-- START Extracted data --

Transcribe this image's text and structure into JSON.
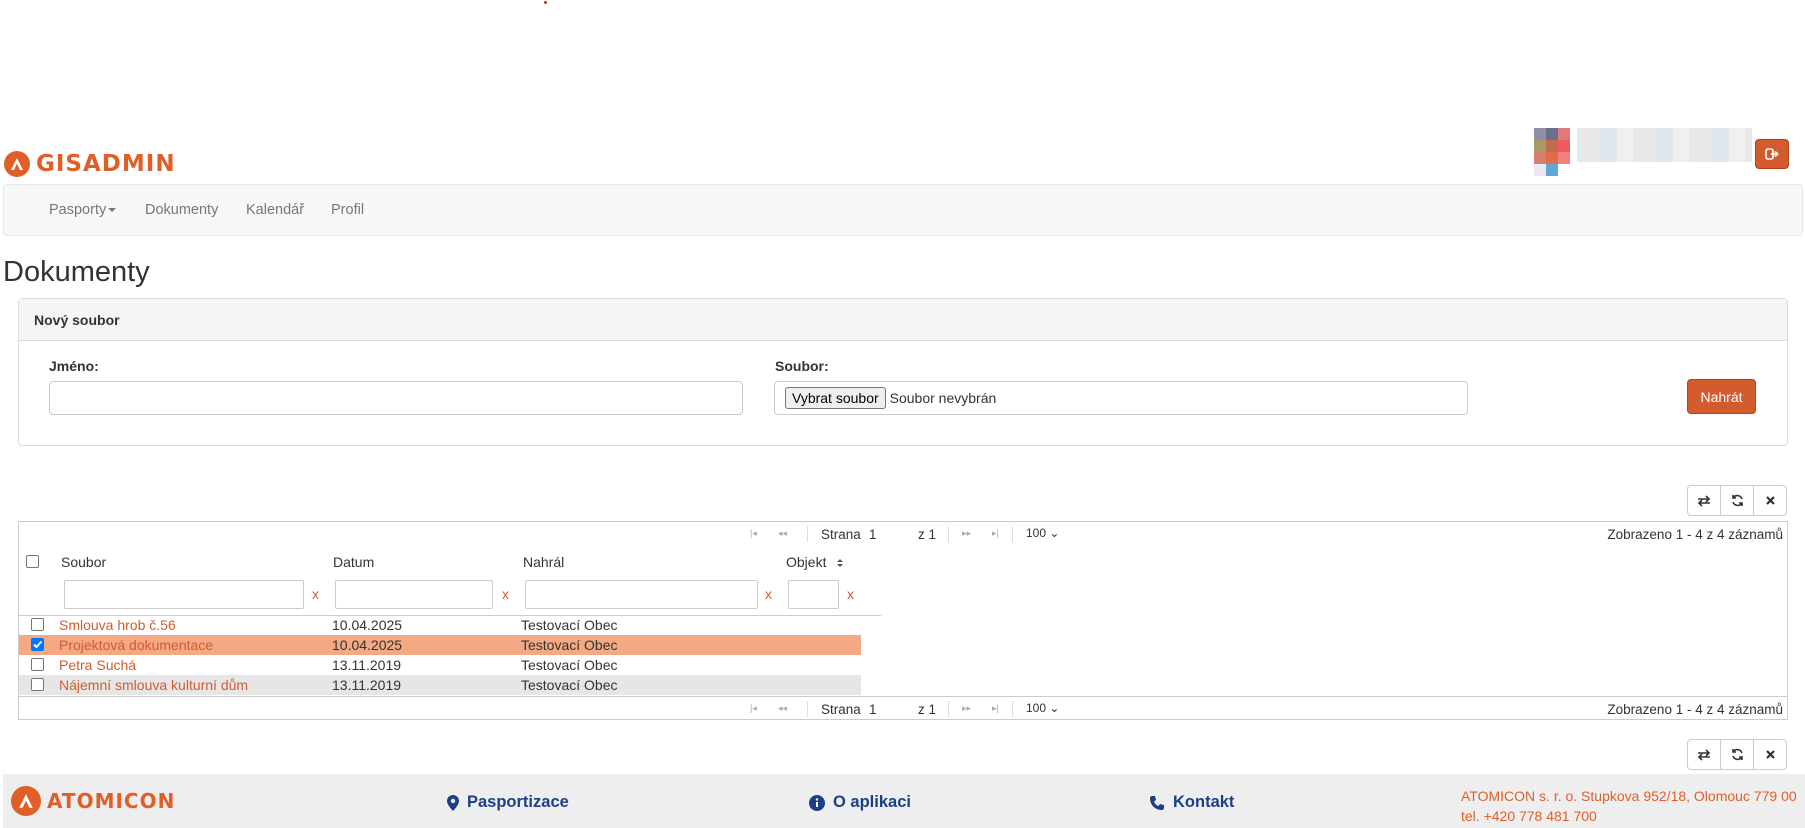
{
  "brand": {
    "name": "GISADMIN",
    "accent": "#e05f28"
  },
  "nav": {
    "items": [
      {
        "label": "Pasporty",
        "has_dropdown": true
      },
      {
        "label": "Dokumenty"
      },
      {
        "label": "Kalendář"
      },
      {
        "label": "Profil"
      }
    ]
  },
  "page": {
    "title": "Dokumenty"
  },
  "upload_panel": {
    "heading": "Nový soubor",
    "name_label": "Jméno:",
    "name_value": "",
    "file_label": "Soubor:",
    "file_button": "Vybrat soubor",
    "file_status": "Soubor nevybrán",
    "submit_label": "Nahrát"
  },
  "toolbar_icons": [
    "swap-icon",
    "refresh-icon",
    "close-icon"
  ],
  "pager": {
    "page_label": "Strana",
    "page_value": "1",
    "of_label": "z 1",
    "page_size": "100",
    "info": "Zobrazeno 1 - 4 z 4 záznamů"
  },
  "grid": {
    "columns": [
      "Soubor",
      "Datum",
      "Nahrál",
      "Objekt"
    ],
    "clear_filter": "x",
    "rows": [
      {
        "file": "Smlouva hrob č.56",
        "date": "10.04.2025",
        "uploader": "Testovací Obec",
        "checked": false
      },
      {
        "file": "Projektová dokumentace",
        "date": "10.04.2025",
        "uploader": "Testovací Obec",
        "checked": true
      },
      {
        "file": "Petra Suchá",
        "date": "13.11.2019",
        "uploader": "Testovací Obec",
        "checked": false
      },
      {
        "file": "Nájemní smlouva kulturní dům",
        "date": "13.11.2019",
        "uploader": "Testovací Obec",
        "checked": false
      }
    ]
  },
  "footer": {
    "brand": "ATOMICON",
    "links": [
      {
        "label": "Pasportizace",
        "icon": "map-marker-icon"
      },
      {
        "label": "O aplikaci",
        "icon": "info-icon"
      },
      {
        "label": "Kontakt",
        "icon": "phone-icon"
      }
    ],
    "address": "ATOMICON s. r. o. Stupkova 952/18, Olomouc 779 00",
    "phone": "tel. +420 778 481 700"
  }
}
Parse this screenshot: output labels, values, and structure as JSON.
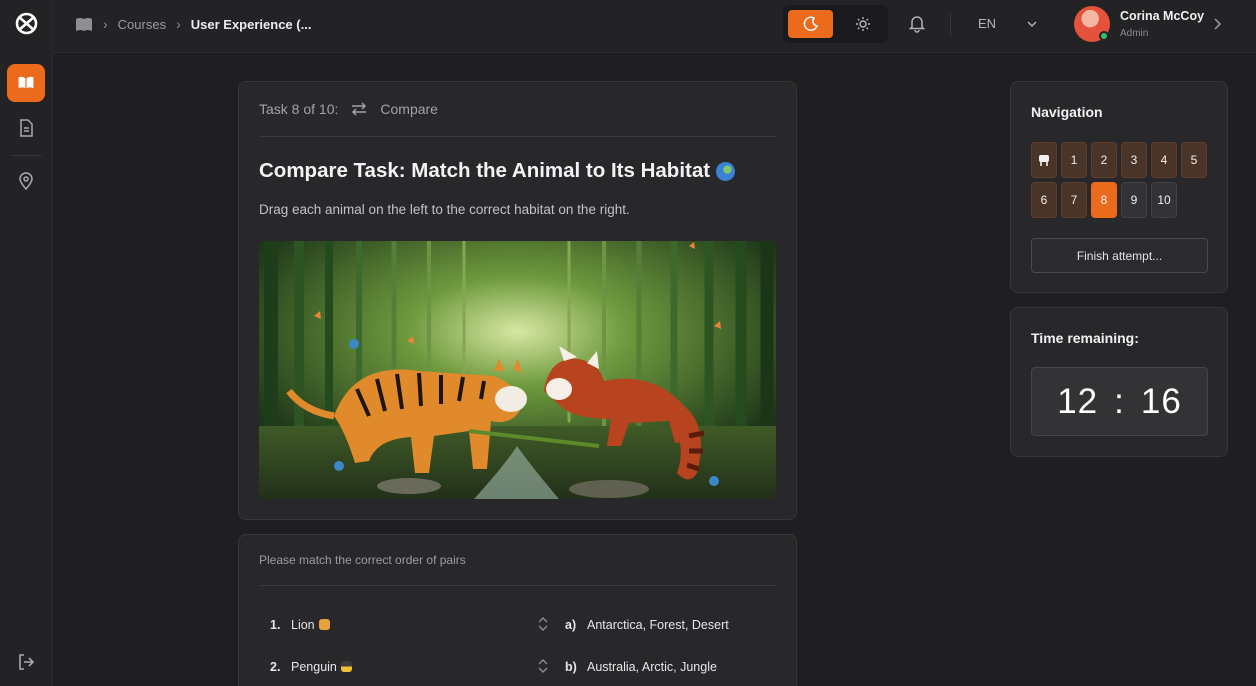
{
  "sidebar": {
    "items": [
      {
        "icon": "book-open-icon",
        "active": true
      },
      {
        "icon": "document-icon",
        "active": false
      },
      {
        "icon": "map-pin-icon",
        "active": false
      }
    ],
    "logout_icon": "logout-icon"
  },
  "header": {
    "breadcrumb": [
      {
        "icon": "library-icon"
      },
      {
        "label": "Courses"
      },
      {
        "label": "User Experience (..."
      }
    ],
    "theme_toggle": {
      "options": [
        "moon-icon",
        "sun-icon"
      ],
      "selected": "dark"
    },
    "language": "EN",
    "user": {
      "name": "Corina McCoy",
      "role": "Admin",
      "online": true
    }
  },
  "task": {
    "counter": "Task 8 of 10:",
    "type": "Compare",
    "title": "Compare Task: Match the Animal to Its Habitat",
    "description": "Drag each animal on the left to the correct habitat on the right.",
    "image_alt": "Tiger and red panda in a bamboo forest"
  },
  "match": {
    "instruction": "Please match the correct order of pairs",
    "rows": [
      {
        "num": "1.",
        "animal": "Lion",
        "letter": "a)",
        "habitat": "Antarctica, Forest, Desert"
      },
      {
        "num": "2.",
        "animal": "Penguin",
        "letter": "b)",
        "habitat": "Australia, Arctic, Jungle"
      }
    ]
  },
  "navigation": {
    "title": "Navigation",
    "buttons": [
      {
        "label": "",
        "icon": "flag-icon",
        "state": "done"
      },
      {
        "label": "1",
        "state": "done"
      },
      {
        "label": "2",
        "state": "done"
      },
      {
        "label": "3",
        "state": "done"
      },
      {
        "label": "4",
        "state": "done"
      },
      {
        "label": "5",
        "state": "done"
      },
      {
        "label": "6",
        "state": "done"
      },
      {
        "label": "7",
        "state": "done"
      },
      {
        "label": "8",
        "state": "current"
      },
      {
        "label": "9",
        "state": "todo"
      },
      {
        "label": "10",
        "state": "todo"
      }
    ],
    "finish_label": "Finish attempt..."
  },
  "timer": {
    "title": "Time remaining:",
    "minutes": "12",
    "separator": ":",
    "seconds": "16"
  },
  "colors": {
    "accent": "#ec6a1c",
    "background": "#1f1f21",
    "card": "#28282a",
    "online": "#2ec36a"
  }
}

-- END Extracted data --

Task directions
Reproduce all the records verbatim, excluding images.

Exercise answer
Transcribe this image's text and structure into JSON.
{
  "brand": {
    "name": "GISADMIN",
    "accent": "#e05f28"
  },
  "nav": {
    "items": [
      {
        "label": "Pasporty",
        "has_dropdown": true
      },
      {
        "label": "Dokumenty"
      },
      {
        "label": "Kalendář"
      },
      {
        "label": "Profil"
      }
    ]
  },
  "page": {
    "title": "Dokumenty"
  },
  "upload_panel": {
    "heading": "Nový soubor",
    "name_label": "Jméno:",
    "name_value": "",
    "file_label": "Soubor:",
    "file_button": "Vybrat soubor",
    "file_status": "Soubor nevybrán",
    "submit_label": "Nahrát"
  },
  "toolbar_icons": [
    "swap-icon",
    "refresh-icon",
    "close-icon"
  ],
  "pager": {
    "page_label": "Strana",
    "page_value": "1",
    "of_label": "z 1",
    "page_size": "100",
    "info": "Zobrazeno 1 - 4 z 4 záznamů"
  },
  "grid": {
    "columns": [
      "Soubor",
      "Datum",
      "Nahrál",
      "Objekt"
    ],
    "clear_filter": "x",
    "rows": [
      {
        "file": "Smlouva hrob č.56",
        "date": "10.04.2025",
        "uploader": "Testovací Obec",
        "checked": false
      },
      {
        "file": "Projektová dokumentace",
        "date": "10.04.2025",
        "uploader": "Testovací Obec",
        "checked": true
      },
      {
        "file": "Petra Suchá",
        "date": "13.11.2019",
        "uploader": "Testovací Obec",
        "checked": false
      },
      {
        "file": "Nájemní smlouva kulturní dům",
        "date": "13.11.2019",
        "uploader": "Testovací Obec",
        "checked": false
      }
    ]
  },
  "footer": {
    "brand": "ATOMICON",
    "links": [
      {
        "label": "Pasportizace",
        "icon": "map-marker-icon"
      },
      {
        "label": "O aplikaci",
        "icon": "info-icon"
      },
      {
        "label": "Kontakt",
        "icon": "phone-icon"
      }
    ],
    "address": "ATOMICON s. r. o. Stupkova 952/18, Olomouc 779 00",
    "phone": "tel. +420 778 481 700"
  }
}
Parse this screenshot: output labels, values, and structure as JSON.
{
  "sidebar": {
    "items": [
      {
        "icon": "book-open-icon",
        "active": true
      },
      {
        "icon": "document-icon",
        "active": false
      },
      {
        "icon": "map-pin-icon",
        "active": false
      }
    ],
    "logout_icon": "logout-icon"
  },
  "header": {
    "breadcrumb": [
      {
        "icon": "library-icon"
      },
      {
        "label": "Courses"
      },
      {
        "label": "User Experience (..."
      }
    ],
    "theme_toggle": {
      "options": [
        "moon-icon",
        "sun-icon"
      ],
      "selected": "dark"
    },
    "language": "EN",
    "user": {
      "name": "Corina McCoy",
      "role": "Admin",
      "online": true
    }
  },
  "task": {
    "counter": "Task 8 of 10:",
    "type": "Compare",
    "title": "Compare Task: Match the Animal to Its Habitat",
    "description": "Drag each animal on the left to the correct habitat on the right.",
    "image_alt": "Tiger and red panda in a bamboo forest"
  },
  "match": {
    "instruction": "Please match the correct order of pairs",
    "rows": [
      {
        "num": "1.",
        "animal": "Lion",
        "letter": "a)",
        "habitat": "Antarctica, Forest, Desert"
      },
      {
        "num": "2.",
        "animal": "Penguin",
        "letter": "b)",
        "habitat": "Australia, Arctic, Jungle"
      }
    ]
  },
  "navigation": {
    "title": "Navigation",
    "buttons": [
      {
        "label": "",
        "icon": "flag-icon",
        "state": "done"
      },
      {
        "label": "1",
        "state": "done"
      },
      {
        "label": "2",
        "state": "done"
      },
      {
        "label": "3",
        "state": "done"
      },
      {
        "label": "4",
        "state": "done"
      },
      {
        "label": "5",
        "state": "done"
      },
      {
        "label": "6",
        "state": "done"
      },
      {
        "label": "7",
        "state": "done"
      },
      {
        "label": "8",
        "state": "current"
      },
      {
        "label": "9",
        "state": "todo"
      },
      {
        "label": "10",
        "state": "todo"
      }
    ],
    "finish_label": "Finish attempt..."
  },
  "timer": {
    "title": "Time remaining:",
    "minutes": "12",
    "separator": ":",
    "seconds": "16"
  },
  "colors": {
    "accent": "#ec6a1c",
    "background": "#1f1f21",
    "card": "#28282a",
    "online": "#2ec36a"
  }
}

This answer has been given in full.